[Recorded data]
--------------------------------------------------

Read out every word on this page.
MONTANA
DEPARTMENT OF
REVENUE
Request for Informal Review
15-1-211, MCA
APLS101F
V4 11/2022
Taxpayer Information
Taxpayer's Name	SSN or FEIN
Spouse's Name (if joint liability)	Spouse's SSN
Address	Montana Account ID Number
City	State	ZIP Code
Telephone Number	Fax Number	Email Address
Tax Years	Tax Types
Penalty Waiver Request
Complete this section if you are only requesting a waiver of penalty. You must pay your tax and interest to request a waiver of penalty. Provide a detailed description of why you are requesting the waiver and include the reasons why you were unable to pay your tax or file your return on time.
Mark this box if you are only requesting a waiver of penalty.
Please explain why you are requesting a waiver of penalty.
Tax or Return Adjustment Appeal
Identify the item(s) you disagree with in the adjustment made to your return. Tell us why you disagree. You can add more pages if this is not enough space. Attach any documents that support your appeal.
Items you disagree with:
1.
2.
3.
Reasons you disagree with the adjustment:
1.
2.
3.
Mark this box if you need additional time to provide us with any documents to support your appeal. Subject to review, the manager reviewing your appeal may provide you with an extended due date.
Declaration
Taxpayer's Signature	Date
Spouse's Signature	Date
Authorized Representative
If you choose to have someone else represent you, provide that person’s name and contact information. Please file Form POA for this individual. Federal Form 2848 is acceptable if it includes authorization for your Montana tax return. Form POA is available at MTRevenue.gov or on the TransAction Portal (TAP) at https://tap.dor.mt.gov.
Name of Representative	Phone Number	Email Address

--------------------------------------------------

> **Task description**:
Extract all of the data above without altering anything.

> **The result**:
Read out every word on this page.
MONTANA
DEPARTMENT OF
REVENUE
Request for Informal Review
15-1-211, MCA
APLS101F
V4 11/2022
Taxpayer Information
Taxpayer's Name	SSN or FEIN
Spouse's Name (if joint liability)	Spouse's SSN
Address	Montana Account ID Number
City	State	ZIP Code
Telephone Number	Fax Number	Email Address
Tax Years	Tax Types
Penalty Waiver Request
Complete this section if you are only requesting a waiver of penalty. You must pay your tax and interest to request a waiver of penalty. Provide a detailed description of why you are requesting the waiver and include the reasons why you were unable to pay your tax or file your return on time.
Mark this box if you are only requesting a waiver of penalty.
Please explain why you are requesting a waiver of penalty.
Tax or Return Adjustment Appeal
Identify the item(s) you disagree with in the adjustment made to your return. Tell us why you disagree. You can add more pages if this is not enough space. Attach any documents that support your appeal.
Items you disagree with:
1.
2.
3.
Reasons you disagree with the adjustment:
1.
2.
3.
Mark this box if you need additional time to provide us with any documents to support your appeal. Subject to review, the manager reviewing your appeal may provide you with an extended due date.
Declaration
Taxpayer's Signature	Date
Spouse's Signature	Date
Authorized Representative
If you choose to have someone else represent you, provide that person’s name and contact information. Please file Form POA for this individual. Federal Form 2848 is acceptable if it includes authorization for your Montana tax return. Form POA is available at MTRevenue.gov or on the TransAction Portal (TAP) at https://tap.dor.mt.gov.
Name of Representative	Phone Number	Email Address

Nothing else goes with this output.